§ RECORDED DATA
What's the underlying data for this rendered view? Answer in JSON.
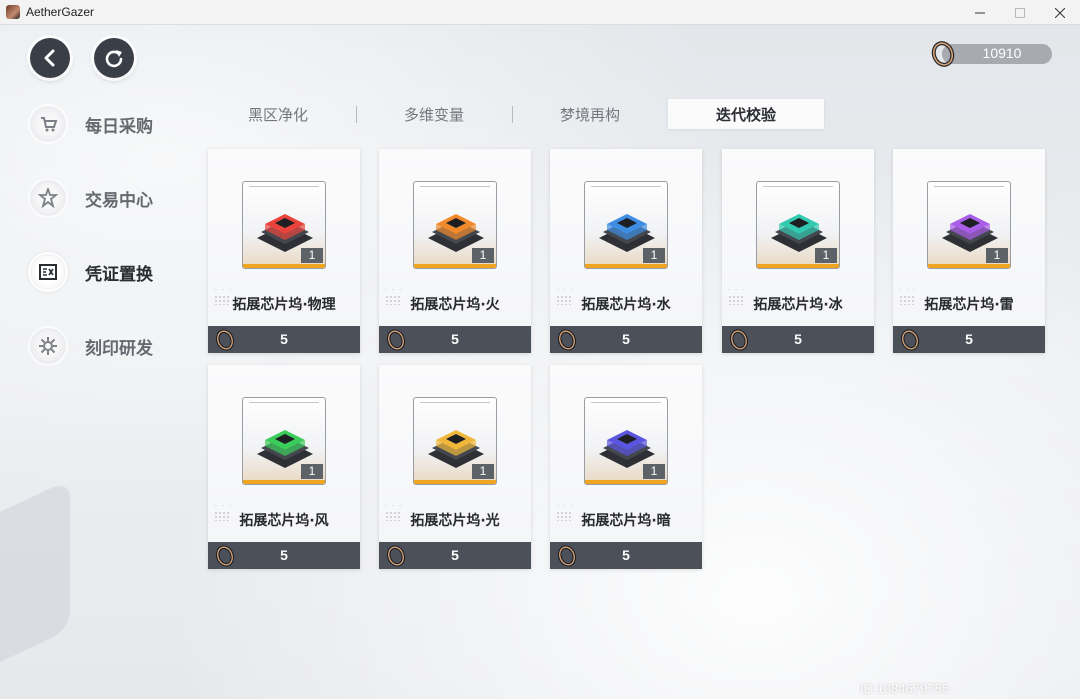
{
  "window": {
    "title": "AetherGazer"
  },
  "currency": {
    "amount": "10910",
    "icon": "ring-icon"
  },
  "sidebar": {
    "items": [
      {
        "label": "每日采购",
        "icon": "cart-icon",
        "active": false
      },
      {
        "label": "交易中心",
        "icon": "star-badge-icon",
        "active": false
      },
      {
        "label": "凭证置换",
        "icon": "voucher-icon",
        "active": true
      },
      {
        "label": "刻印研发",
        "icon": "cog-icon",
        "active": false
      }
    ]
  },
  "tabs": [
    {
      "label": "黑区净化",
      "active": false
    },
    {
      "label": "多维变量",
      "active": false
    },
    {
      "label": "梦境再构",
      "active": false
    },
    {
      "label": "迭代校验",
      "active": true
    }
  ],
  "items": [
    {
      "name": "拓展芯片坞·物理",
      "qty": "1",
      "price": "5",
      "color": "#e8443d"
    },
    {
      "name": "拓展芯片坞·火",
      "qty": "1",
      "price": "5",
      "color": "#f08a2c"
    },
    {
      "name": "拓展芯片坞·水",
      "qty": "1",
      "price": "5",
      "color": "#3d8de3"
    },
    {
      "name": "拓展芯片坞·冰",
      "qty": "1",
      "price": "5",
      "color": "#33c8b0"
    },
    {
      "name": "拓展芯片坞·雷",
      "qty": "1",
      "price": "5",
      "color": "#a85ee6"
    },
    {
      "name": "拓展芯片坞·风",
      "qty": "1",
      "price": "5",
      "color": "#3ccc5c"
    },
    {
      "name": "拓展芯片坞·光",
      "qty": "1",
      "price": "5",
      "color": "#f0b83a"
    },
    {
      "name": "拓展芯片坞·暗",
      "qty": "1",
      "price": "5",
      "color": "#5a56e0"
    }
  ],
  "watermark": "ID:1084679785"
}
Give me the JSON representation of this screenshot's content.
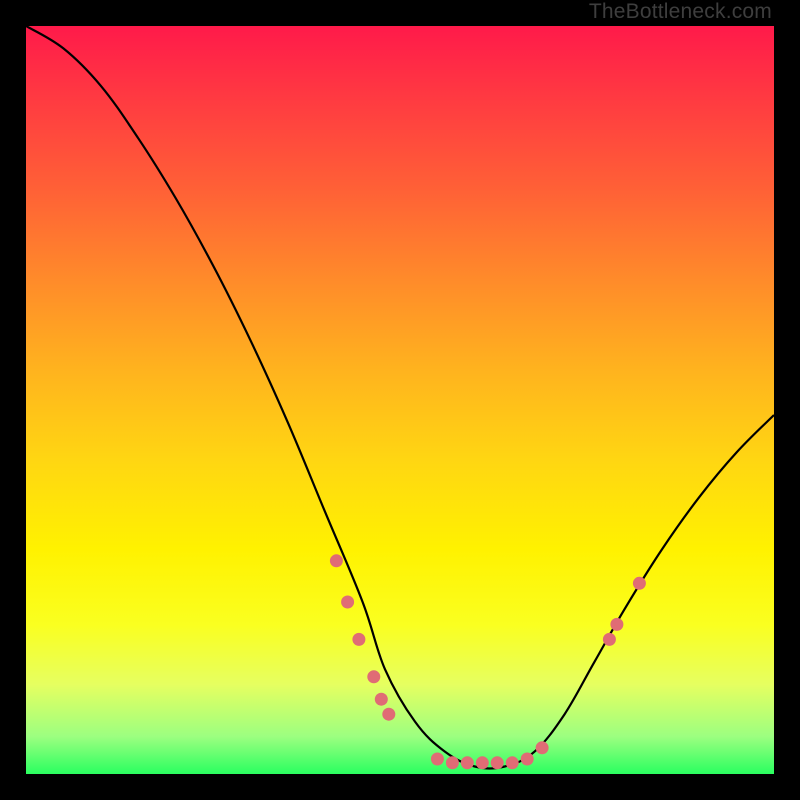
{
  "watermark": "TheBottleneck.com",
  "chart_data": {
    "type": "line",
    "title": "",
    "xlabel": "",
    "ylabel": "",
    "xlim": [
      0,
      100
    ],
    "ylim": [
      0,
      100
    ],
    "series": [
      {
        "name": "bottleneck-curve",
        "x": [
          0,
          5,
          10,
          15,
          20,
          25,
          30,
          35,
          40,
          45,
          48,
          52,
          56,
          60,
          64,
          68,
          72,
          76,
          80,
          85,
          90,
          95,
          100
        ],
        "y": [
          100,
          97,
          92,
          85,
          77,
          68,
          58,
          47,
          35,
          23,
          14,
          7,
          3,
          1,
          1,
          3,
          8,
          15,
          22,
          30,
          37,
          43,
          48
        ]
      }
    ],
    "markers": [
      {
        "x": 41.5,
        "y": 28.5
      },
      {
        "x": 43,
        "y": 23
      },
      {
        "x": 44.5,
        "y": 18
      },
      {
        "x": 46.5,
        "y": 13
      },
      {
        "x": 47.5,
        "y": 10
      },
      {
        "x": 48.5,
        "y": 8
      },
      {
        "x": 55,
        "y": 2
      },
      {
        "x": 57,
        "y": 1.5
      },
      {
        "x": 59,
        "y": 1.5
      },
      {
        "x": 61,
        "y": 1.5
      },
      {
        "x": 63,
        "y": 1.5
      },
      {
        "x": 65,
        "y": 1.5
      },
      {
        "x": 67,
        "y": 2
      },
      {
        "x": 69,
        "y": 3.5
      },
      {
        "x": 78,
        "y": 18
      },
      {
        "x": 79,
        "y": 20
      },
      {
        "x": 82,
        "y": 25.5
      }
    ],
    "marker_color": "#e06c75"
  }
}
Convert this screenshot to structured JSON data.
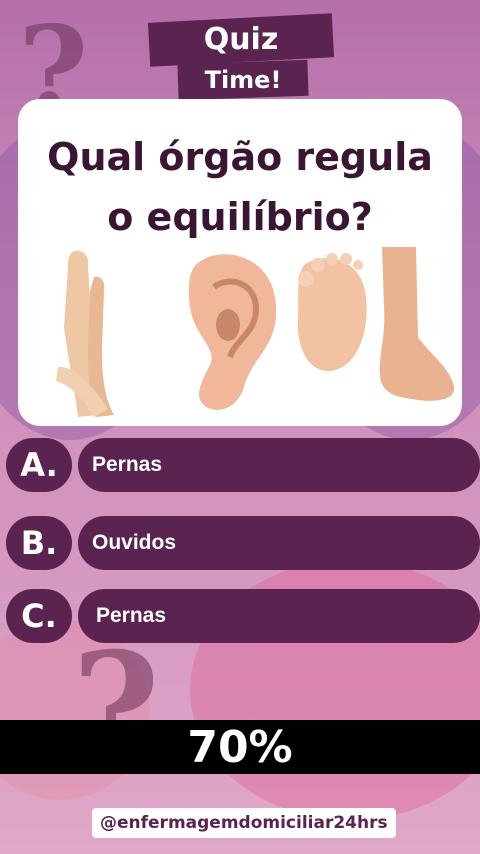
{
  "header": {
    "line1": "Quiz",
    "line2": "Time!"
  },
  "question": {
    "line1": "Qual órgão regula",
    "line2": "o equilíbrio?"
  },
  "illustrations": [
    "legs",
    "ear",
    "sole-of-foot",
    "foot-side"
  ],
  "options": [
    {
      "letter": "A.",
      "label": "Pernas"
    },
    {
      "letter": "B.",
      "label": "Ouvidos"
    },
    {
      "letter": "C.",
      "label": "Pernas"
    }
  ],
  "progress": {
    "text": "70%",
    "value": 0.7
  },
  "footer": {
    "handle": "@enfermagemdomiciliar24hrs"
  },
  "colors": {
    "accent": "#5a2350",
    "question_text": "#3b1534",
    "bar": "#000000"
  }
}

--

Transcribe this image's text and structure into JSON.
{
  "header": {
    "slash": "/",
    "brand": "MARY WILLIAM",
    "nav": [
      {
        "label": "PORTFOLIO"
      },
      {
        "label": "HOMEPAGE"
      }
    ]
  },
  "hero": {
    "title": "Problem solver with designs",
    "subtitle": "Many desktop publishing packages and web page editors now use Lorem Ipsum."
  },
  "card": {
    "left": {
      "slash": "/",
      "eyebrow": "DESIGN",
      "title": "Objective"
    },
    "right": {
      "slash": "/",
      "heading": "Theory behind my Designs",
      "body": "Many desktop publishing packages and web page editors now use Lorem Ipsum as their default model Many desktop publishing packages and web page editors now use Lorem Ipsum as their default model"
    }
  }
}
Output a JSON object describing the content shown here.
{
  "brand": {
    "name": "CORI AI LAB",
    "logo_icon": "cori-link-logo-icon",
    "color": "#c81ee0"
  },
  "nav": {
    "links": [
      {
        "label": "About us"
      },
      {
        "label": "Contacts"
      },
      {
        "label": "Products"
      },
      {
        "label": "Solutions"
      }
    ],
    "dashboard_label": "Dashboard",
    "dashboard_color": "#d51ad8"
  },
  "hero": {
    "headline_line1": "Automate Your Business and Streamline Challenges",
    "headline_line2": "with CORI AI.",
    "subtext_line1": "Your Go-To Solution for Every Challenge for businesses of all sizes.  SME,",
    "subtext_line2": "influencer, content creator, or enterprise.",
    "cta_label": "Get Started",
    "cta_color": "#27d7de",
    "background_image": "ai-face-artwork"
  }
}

§ REQUEST
Copy every line above in which the string "packages" shows up.

§ SOLVED EXERCISE
    "subtitle": "Many desktop publishing packages and web page editors now use Lorem Ipsum."
      "body": "Many desktop publishing packages and web page editors now use Lorem Ipsum as their default model Many desktop publishing packages and web page editors now use Lorem Ipsum as their default model"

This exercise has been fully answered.